(Saved entries)
::::::::::
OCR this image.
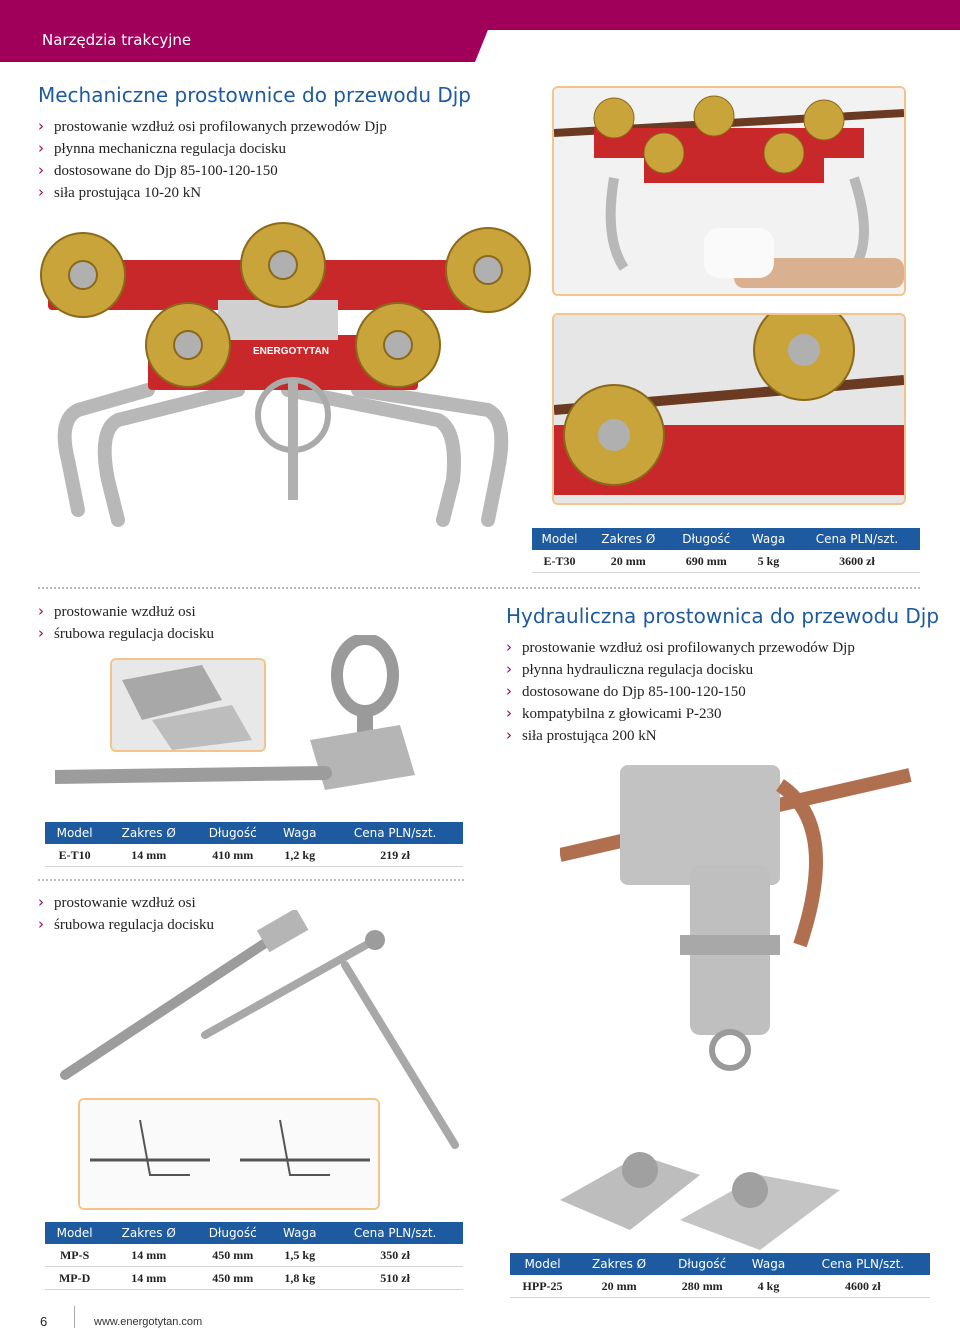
Narzędzia trakcyjne
Mechaniczne prostownice do przewodu Djp
› prostowanie wzdłuż osi profilowanych przewodów Djp
› płynna mechaniczna regulacja docisku
› dostosowane do Djp 85-100-120-150
› siła prostująca 10-20 kN
ENERGOTYTAN
Model	Zakres Ø	Długość	Waga	Cena PLN/szt.
E-T30	20 mm	690 mm	5 kg	3600 zł
› prostowanie wzdłuż osi
› śrubowa regulacja docisku
Model	Zakres Ø	Długość	Waga	Cena PLN/szt.
E-T10	14 mm	410 mm	1,2 kg	219 zł
Hydrauliczna prostownica do przewodu Djp
› prostowanie wzdłuż osi profilowanych przewodów Djp
› płynna hydrauliczna regulacja docisku
› dostosowane do Djp 85-100-120-150
› kompatybilna z głowicami P-230
› siła prostująca 200 kN
› prostowanie wzdłuż osi
› śrubowa regulacja docisku
Model	Zakres Ø	Długość	Waga	Cena PLN/szt.
MP-S	14 mm	450 mm	1,5 kg	350 zł
MP-D	14 mm	450 mm	1,8 kg	510 zł
Model	Zakres Ø	Długość	Waga	Cena PLN/szt.
HPP-25	20 mm	280 mm	4 kg	4600 zł
6	www.energotytan.com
::::::::::
Only the number should be given: how many lines of the data contain the word "płynna"?

2